EXERCISE DATA:
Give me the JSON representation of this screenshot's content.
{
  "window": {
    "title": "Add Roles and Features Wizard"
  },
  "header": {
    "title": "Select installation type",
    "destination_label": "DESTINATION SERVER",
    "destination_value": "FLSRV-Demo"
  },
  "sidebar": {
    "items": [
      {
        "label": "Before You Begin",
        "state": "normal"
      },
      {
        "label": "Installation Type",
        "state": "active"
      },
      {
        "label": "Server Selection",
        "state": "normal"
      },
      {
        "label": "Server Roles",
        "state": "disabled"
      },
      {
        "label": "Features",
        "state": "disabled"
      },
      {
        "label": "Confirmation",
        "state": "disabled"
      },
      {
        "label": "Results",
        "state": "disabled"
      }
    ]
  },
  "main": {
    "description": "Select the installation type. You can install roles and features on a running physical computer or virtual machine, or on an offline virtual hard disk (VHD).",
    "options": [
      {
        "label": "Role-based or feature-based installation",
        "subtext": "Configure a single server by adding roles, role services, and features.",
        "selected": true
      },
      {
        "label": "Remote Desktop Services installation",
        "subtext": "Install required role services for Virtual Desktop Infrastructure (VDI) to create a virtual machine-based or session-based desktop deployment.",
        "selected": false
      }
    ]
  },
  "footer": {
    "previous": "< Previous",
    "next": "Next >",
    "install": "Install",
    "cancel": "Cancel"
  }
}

STATED TASK:
Go through the material above line by line and copy it exactly.

COMPLETE RESPONSE:
Give me the JSON representation of this screenshot's content.
{
  "window": {
    "title": "Add Roles and Features Wizard"
  },
  "header": {
    "title": "Select installation type",
    "destination_label": "DESTINATION SERVER",
    "destination_value": "FLSRV-Demo"
  },
  "sidebar": {
    "items": [
      {
        "label": "Before You Begin",
        "state": "normal"
      },
      {
        "label": "Installation Type",
        "state": "active"
      },
      {
        "label": "Server Selection",
        "state": "normal"
      },
      {
        "label": "Server Roles",
        "state": "disabled"
      },
      {
        "label": "Features",
        "state": "disabled"
      },
      {
        "label": "Confirmation",
        "state": "disabled"
      },
      {
        "label": "Results",
        "state": "disabled"
      }
    ]
  },
  "main": {
    "description": "Select the installation type. You can install roles and features on a running physical computer or virtual machine, or on an offline virtual hard disk (VHD).",
    "options": [
      {
        "label": "Role-based or feature-based installation",
        "subtext": "Configure a single server by adding roles, role services, and features.",
        "selected": true
      },
      {
        "label": "Remote Desktop Services installation",
        "subtext": "Install required role services for Virtual Desktop Infrastructure (VDI) to create a virtual machine-based or session-based desktop deployment.",
        "selected": false
      }
    ]
  },
  "footer": {
    "previous": "< Previous",
    "next": "Next >",
    "install": "Install",
    "cancel": "Cancel"
  }
}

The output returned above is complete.